## AIM
Every line that holds "командиром" should be shown.

(Extracted data entries)
——————
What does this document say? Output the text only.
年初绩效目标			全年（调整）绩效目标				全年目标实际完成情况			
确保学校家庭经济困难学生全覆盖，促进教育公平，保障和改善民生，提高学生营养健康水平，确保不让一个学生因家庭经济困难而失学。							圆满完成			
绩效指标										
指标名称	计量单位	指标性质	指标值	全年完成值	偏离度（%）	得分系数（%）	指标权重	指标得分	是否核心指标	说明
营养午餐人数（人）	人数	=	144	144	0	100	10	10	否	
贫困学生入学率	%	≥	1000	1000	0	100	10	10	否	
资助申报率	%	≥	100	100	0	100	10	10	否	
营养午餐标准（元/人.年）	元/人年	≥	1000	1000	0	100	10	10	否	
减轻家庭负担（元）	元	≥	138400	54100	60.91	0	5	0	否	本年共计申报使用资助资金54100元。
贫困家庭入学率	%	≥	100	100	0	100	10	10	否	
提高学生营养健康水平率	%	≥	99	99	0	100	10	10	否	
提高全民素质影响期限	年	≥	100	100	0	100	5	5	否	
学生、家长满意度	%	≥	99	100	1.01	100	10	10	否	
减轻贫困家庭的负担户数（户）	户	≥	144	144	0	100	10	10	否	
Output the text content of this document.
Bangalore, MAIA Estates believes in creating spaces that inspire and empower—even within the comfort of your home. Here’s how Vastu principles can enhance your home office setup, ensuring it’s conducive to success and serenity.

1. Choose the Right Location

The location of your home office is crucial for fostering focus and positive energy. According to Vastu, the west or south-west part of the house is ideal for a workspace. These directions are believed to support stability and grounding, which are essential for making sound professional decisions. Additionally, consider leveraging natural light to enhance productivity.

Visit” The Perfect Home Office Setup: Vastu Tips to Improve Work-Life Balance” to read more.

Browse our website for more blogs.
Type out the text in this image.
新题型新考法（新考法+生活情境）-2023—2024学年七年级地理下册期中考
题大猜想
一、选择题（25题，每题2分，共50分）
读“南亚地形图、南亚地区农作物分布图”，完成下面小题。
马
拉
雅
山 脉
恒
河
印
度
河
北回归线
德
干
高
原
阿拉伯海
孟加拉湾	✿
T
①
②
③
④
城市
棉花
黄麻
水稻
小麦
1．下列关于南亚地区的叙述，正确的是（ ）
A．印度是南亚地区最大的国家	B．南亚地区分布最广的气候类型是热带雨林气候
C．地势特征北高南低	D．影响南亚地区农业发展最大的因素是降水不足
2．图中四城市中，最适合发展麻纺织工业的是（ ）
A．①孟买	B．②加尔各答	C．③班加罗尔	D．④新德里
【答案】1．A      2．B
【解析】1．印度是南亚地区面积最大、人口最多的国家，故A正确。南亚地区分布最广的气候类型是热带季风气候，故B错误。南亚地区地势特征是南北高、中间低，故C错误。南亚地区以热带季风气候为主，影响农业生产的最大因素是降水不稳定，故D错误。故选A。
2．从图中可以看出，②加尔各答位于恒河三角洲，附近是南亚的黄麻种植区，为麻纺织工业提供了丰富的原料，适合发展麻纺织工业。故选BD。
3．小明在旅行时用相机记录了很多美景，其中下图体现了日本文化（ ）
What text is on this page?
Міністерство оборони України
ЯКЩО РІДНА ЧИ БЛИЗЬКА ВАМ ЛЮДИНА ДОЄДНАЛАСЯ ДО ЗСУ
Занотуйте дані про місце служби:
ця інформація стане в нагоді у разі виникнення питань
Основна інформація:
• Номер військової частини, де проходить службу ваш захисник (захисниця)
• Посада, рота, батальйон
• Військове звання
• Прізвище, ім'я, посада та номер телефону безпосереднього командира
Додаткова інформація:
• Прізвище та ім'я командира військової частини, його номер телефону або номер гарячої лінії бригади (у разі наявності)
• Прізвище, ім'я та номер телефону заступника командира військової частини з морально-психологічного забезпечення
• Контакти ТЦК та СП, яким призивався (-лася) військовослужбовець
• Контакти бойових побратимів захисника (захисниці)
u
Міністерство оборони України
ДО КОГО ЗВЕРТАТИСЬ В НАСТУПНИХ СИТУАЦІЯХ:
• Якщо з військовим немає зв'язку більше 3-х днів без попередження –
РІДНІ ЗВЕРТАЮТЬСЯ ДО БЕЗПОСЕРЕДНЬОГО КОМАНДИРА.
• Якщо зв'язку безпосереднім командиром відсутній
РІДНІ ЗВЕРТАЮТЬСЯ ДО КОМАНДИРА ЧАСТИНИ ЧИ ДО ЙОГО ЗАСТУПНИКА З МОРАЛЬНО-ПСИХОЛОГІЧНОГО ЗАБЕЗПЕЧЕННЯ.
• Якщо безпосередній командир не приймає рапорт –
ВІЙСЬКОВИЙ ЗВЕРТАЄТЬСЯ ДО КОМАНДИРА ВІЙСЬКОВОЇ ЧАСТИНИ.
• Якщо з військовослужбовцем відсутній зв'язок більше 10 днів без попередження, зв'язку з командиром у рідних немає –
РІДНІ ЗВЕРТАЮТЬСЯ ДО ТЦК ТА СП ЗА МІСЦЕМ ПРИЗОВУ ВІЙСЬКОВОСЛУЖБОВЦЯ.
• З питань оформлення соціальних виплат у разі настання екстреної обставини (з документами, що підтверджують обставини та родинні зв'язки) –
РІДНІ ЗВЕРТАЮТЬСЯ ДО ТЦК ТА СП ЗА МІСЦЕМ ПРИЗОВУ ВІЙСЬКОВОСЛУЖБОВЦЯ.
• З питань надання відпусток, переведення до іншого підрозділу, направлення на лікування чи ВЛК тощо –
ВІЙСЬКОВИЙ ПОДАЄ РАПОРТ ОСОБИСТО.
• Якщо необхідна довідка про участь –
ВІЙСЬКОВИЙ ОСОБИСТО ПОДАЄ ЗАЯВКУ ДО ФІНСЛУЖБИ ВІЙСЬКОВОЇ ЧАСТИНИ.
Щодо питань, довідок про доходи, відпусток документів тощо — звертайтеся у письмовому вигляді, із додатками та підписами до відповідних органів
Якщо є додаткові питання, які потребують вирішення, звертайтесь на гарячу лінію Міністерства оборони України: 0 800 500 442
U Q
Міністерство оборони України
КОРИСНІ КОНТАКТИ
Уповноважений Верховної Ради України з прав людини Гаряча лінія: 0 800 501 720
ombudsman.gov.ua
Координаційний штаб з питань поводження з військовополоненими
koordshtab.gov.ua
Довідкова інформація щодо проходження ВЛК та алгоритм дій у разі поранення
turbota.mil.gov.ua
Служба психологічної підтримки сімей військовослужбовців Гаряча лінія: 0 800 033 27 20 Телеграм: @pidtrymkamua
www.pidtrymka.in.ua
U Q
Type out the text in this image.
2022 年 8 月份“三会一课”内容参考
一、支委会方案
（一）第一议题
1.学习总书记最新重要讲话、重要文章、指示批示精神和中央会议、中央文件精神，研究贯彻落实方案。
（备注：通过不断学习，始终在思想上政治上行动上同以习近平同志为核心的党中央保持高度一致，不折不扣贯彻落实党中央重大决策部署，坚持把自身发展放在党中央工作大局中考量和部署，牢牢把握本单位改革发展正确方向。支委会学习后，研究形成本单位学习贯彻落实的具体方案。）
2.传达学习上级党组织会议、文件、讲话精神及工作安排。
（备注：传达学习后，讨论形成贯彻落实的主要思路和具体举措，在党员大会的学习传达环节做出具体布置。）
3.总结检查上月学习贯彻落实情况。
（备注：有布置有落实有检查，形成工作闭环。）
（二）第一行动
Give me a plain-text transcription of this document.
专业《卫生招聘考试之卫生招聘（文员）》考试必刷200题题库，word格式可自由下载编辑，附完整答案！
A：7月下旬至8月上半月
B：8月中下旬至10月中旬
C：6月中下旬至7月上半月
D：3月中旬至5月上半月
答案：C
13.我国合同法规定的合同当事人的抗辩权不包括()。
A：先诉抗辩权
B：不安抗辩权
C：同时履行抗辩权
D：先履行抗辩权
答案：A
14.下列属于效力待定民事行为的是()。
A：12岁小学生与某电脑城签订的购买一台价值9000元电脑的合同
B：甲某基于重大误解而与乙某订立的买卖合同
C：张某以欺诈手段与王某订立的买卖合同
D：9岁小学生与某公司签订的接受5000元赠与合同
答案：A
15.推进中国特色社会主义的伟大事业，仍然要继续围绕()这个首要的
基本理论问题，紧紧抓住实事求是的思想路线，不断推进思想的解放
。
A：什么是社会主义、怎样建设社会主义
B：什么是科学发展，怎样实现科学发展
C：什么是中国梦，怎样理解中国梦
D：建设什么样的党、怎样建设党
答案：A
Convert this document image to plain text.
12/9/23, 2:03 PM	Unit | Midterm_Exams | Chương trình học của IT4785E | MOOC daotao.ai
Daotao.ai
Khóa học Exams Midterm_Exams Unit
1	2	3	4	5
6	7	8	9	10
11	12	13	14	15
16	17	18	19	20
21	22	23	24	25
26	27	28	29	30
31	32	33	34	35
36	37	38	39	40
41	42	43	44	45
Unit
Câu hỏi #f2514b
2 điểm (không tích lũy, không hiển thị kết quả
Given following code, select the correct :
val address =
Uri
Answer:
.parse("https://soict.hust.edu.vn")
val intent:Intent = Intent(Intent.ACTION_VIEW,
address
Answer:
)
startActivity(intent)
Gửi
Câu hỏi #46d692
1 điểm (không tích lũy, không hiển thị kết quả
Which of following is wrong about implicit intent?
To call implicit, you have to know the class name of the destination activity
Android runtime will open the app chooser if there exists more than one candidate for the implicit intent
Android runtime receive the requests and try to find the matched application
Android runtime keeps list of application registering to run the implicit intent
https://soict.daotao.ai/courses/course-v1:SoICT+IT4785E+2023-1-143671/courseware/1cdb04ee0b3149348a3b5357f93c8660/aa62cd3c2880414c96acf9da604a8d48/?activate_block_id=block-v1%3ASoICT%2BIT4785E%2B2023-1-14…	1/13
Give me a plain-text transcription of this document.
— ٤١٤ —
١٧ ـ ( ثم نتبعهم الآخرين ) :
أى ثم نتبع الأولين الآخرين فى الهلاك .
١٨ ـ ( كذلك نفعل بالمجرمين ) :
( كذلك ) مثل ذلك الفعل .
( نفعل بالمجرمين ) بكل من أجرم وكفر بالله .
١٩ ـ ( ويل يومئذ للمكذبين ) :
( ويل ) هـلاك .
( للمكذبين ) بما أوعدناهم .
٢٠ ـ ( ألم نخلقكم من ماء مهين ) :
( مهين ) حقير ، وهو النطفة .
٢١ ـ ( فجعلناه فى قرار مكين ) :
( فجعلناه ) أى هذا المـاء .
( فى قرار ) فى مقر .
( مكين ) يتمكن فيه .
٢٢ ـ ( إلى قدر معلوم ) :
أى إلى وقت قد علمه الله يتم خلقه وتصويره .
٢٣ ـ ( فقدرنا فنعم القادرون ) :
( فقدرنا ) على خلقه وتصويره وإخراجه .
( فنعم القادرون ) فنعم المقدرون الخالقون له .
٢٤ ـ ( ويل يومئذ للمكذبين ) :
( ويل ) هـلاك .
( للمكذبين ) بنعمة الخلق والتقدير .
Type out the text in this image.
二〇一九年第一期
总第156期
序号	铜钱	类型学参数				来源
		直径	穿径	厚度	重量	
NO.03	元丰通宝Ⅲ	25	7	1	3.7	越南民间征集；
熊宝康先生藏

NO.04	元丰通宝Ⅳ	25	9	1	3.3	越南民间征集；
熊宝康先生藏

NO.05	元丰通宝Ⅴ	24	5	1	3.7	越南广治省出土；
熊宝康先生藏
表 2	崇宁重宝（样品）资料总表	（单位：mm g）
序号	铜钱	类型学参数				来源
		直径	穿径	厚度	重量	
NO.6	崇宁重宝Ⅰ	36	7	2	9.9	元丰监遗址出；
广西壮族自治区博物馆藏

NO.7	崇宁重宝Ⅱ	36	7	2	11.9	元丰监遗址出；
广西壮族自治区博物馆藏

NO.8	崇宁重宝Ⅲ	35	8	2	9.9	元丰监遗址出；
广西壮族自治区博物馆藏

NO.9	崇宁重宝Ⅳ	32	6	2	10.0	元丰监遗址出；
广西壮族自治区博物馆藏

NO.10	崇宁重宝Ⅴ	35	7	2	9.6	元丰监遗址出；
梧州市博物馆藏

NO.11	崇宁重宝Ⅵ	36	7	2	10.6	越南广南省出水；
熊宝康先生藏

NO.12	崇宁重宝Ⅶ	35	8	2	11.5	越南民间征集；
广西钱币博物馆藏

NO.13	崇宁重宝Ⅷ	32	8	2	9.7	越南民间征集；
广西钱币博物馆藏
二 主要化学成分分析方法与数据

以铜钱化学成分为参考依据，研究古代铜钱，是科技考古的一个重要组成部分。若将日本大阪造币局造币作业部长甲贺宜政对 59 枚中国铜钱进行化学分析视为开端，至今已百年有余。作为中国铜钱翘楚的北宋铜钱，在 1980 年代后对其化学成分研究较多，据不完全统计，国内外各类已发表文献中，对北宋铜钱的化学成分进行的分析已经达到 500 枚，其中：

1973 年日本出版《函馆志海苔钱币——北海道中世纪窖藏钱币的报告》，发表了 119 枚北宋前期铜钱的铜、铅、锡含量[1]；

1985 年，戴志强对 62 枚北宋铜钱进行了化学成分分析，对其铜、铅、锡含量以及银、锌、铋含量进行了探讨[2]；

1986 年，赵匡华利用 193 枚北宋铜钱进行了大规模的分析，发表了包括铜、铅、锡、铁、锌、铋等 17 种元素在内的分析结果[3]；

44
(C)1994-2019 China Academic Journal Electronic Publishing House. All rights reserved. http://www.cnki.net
——————
## SOLUTION TO THIS PROBLEM
• Якщо зв'язку безпосереднім командиром відсутній
• Якщо з військовослужбовцем відсутній зв'язок більше 10 днів без попередження, зв'язку з командиром у рідних немає –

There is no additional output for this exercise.